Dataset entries
__________________________________________________
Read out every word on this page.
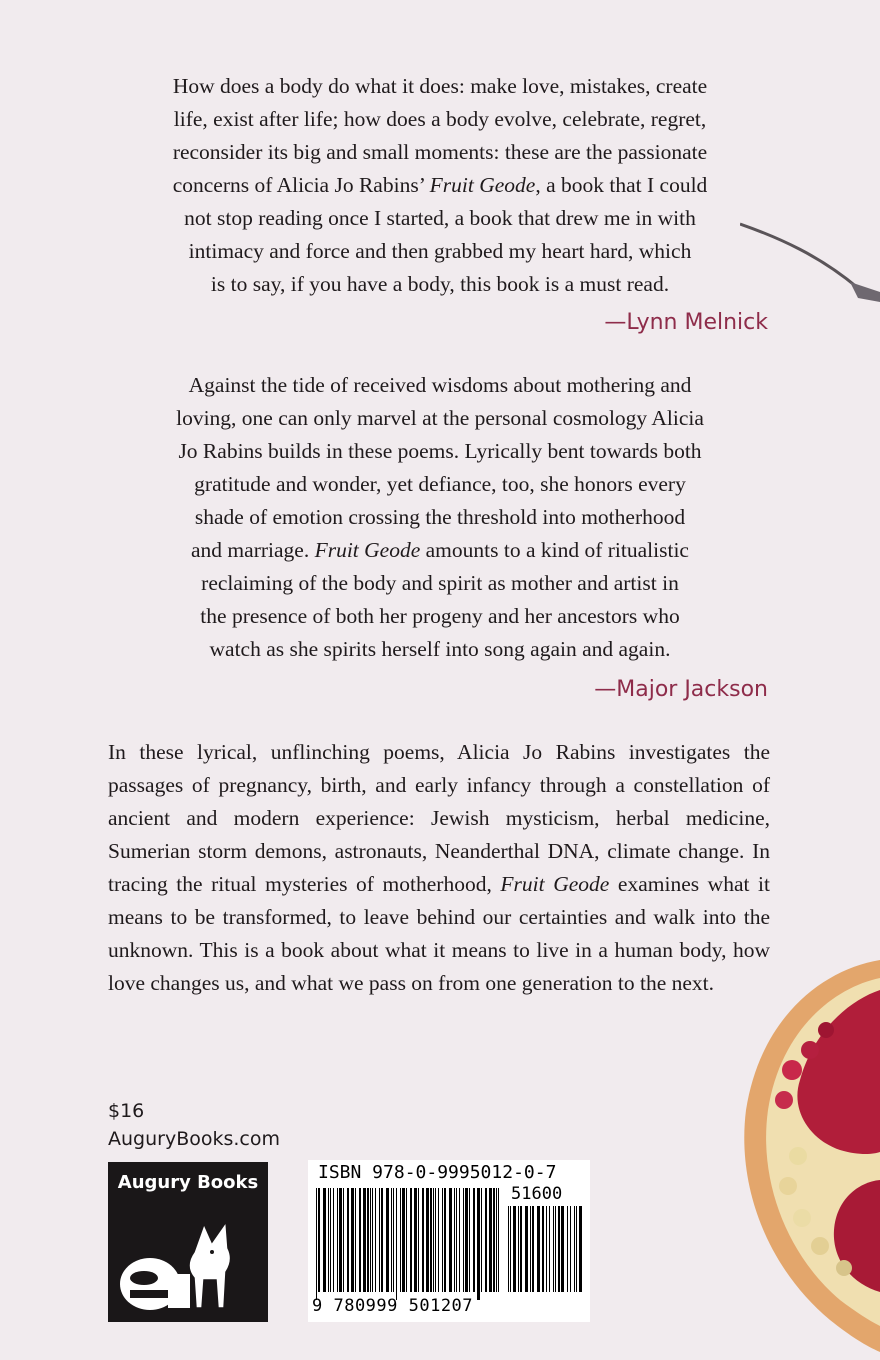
How does a body do what it does: make love, mistakes, create

life, exist after life; how does a body evolve, celebrate, regret,

reconsider its big and small moments: these are the passionate

concerns of Alicia Jo Rabins’ Fruit Geode, a book that I could

not stop reading once I started, a book that drew me in with

intimacy and force and then grabbed my heart hard, which

is to say, if you have a body, this book is a must read.

—Lynn Melnick

Against the tide of received wisdoms about mothering and

loving, one can only marvel at the personal cosmology Alicia

Jo Rabins builds in these poems. Lyrically bent towards both

gratitude and wonder, yet defiance, too, she honors every

shade of emotion crossing the threshold into motherhood

and marriage. Fruit Geode amounts to a kind of ritualistic

reclaiming of the body and spirit as mother and artist in

the presence of both her progeny and her ancestors who

watch as she spirits herself into song again and again.

—Major Jackson

In these lyrical, unflinching poems, Alicia Jo Rabins investigates the passages of pregnancy, birth, and early infancy through a constellation of ancient and modern experience: Jewish mysticism, herbal medicine, Sumerian storm demons, astronauts, Neanderthal DNA, climate change. In tracing the ritual mysteries of motherhood, Fruit Geode examines what it means to be transformed, to leave behind our certainties and walk into the unknown. This is a book about what it means to live in a human body, how love changes us, and what we pass on from one generation to the next.

$16
AuguryBooks.com
Augury Books	ISBN 978-0-9995012-0-7
51600
9 780999 501207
__________________________________________________
**TASK STATEMENT:** Reproduce the material above verbatim; omit every picture.

**SOLUTION TO THIS EXERCISE:**
Read out every word on this page.
How does a body do what it does: make love, mistakes, create

life, exist after life; how does a body evolve, celebrate, regret,

reconsider its big and small moments: these are the passionate

concerns of Alicia Jo Rabins’ Fruit Geode, a book that I could

not stop reading once I started, a book that drew me in with

intimacy and force and then grabbed my heart hard, which

is to say, if you have a body, this book is a must read.

—Lynn Melnick

Against the tide of received wisdoms about mothering and

loving, one can only marvel at the personal cosmology Alicia

Jo Rabins builds in these poems. Lyrically bent towards both

gratitude and wonder, yet defiance, too, she honors every

shade of emotion crossing the threshold into motherhood

and marriage. Fruit Geode amounts to a kind of ritualistic

reclaiming of the body and spirit as mother and artist in

the presence of both her progeny and her ancestors who

watch as she spirits herself into song again and again.

—Major Jackson

In these lyrical, unflinching poems, Alicia Jo Rabins investigates the passages of pregnancy, birth, and early infancy through a constellation of ancient and modern experience: Jewish mysticism, herbal medicine, Sumerian storm demons, astronauts, Neanderthal DNA, climate change. In tracing the ritual mysteries of motherhood, Fruit Geode examines what it means to be transformed, to leave behind our certainties and walk into the unknown. This is a book about what it means to live in a human body, how love changes us, and what we pass on from one generation to the next.

$16
AuguryBooks.com
Augury Books	ISBN 978-0-9995012-0-7
51600
9 780999 501207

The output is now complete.